Copy the items below without any change, from the very first line down to and including the line that contains "data-point — [1536, 1358, 1551, 1373]".

§ Extracted material

--- BEGIN ---

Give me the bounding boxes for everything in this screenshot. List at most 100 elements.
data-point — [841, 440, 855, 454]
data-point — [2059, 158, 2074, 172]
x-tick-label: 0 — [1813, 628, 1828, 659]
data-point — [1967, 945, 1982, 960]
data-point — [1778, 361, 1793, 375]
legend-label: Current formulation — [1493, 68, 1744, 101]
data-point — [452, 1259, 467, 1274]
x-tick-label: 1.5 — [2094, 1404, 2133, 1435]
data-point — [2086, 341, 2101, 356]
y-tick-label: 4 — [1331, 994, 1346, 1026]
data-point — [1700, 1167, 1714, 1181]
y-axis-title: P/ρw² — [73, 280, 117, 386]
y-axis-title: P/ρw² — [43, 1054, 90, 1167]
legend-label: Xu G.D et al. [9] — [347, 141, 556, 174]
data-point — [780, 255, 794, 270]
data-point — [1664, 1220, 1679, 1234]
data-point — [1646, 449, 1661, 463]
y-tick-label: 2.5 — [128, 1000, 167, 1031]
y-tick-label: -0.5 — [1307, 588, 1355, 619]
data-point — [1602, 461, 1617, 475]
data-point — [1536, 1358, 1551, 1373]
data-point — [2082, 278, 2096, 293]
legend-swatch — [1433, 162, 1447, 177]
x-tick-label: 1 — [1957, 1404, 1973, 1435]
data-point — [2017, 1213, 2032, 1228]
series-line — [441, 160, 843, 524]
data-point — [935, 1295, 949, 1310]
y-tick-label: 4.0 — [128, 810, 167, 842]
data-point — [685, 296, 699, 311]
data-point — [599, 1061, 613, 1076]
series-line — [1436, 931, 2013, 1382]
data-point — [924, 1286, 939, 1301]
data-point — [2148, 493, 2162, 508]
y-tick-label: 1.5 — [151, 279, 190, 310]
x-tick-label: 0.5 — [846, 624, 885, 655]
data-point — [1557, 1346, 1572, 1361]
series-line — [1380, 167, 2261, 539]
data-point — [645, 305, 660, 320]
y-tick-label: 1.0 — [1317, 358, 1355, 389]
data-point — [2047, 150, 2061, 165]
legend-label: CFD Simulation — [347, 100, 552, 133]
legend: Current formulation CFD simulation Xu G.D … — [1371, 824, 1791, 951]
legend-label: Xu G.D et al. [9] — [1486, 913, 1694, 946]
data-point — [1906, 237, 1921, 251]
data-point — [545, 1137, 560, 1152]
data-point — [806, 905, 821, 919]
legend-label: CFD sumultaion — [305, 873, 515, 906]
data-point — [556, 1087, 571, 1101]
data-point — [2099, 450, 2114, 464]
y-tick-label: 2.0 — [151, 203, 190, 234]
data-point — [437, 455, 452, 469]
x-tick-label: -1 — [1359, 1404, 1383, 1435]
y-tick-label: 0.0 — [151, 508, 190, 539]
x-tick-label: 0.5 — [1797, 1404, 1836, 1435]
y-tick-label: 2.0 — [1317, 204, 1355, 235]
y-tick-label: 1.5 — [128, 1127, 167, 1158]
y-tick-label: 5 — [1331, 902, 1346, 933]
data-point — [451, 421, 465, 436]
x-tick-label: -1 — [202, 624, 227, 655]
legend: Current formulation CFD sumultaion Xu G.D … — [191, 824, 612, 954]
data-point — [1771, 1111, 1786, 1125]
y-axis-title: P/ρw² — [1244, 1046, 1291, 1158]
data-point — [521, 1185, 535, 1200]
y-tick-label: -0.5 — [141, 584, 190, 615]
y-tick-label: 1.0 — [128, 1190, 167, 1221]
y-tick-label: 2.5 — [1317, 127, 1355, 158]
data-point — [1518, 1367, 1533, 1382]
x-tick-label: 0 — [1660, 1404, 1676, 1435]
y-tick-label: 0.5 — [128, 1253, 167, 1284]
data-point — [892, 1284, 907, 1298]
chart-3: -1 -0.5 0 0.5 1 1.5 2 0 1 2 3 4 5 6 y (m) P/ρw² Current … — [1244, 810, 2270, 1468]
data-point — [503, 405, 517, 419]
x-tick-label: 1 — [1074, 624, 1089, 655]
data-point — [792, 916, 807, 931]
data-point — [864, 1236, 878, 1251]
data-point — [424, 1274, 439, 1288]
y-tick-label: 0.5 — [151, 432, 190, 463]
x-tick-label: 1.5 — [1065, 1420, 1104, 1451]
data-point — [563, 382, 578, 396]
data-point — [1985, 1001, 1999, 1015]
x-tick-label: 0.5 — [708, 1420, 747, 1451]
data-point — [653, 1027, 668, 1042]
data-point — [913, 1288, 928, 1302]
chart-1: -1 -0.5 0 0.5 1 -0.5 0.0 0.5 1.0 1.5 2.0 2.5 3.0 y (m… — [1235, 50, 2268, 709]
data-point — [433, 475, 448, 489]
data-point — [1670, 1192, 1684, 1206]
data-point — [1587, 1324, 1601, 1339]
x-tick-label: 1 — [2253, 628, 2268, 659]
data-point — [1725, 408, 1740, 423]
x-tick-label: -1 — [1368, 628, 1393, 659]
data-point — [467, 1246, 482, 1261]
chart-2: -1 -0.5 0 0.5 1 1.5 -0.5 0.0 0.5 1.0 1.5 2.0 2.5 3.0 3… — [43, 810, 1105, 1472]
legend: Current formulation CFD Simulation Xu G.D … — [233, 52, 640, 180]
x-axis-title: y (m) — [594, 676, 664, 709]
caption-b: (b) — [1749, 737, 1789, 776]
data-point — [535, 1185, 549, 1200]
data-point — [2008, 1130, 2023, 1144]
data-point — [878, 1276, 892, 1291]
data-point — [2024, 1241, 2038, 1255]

--- END ---

§ Written reply
Give me the bounding boxes for everything in this screenshot. List at most 100 elements.
data-point — [841, 440, 855, 454]
data-point — [2059, 158, 2074, 172]
x-tick-label: 0 — [1813, 628, 1828, 659]
data-point — [1967, 945, 1982, 960]
data-point — [1778, 361, 1793, 375]
legend-label: Current formulation — [1493, 68, 1744, 101]
data-point — [452, 1259, 467, 1274]
x-tick-label: 1.5 — [2094, 1404, 2133, 1435]
data-point — [2086, 341, 2101, 356]
y-tick-label: 4 — [1331, 994, 1346, 1026]
data-point — [1700, 1167, 1714, 1181]
y-axis-title: P/ρw² — [73, 280, 117, 386]
y-axis-title: P/ρw² — [43, 1054, 90, 1167]
legend-label: Xu G.D et al. [9] — [347, 141, 556, 174]
data-point — [780, 255, 794, 270]
data-point — [1664, 1220, 1679, 1234]
data-point — [1646, 449, 1661, 463]
y-tick-label: 2.5 — [128, 1000, 167, 1031]
y-tick-label: -0.5 — [1307, 588, 1355, 619]
data-point — [1602, 461, 1617, 475]
data-point — [1536, 1358, 1551, 1373]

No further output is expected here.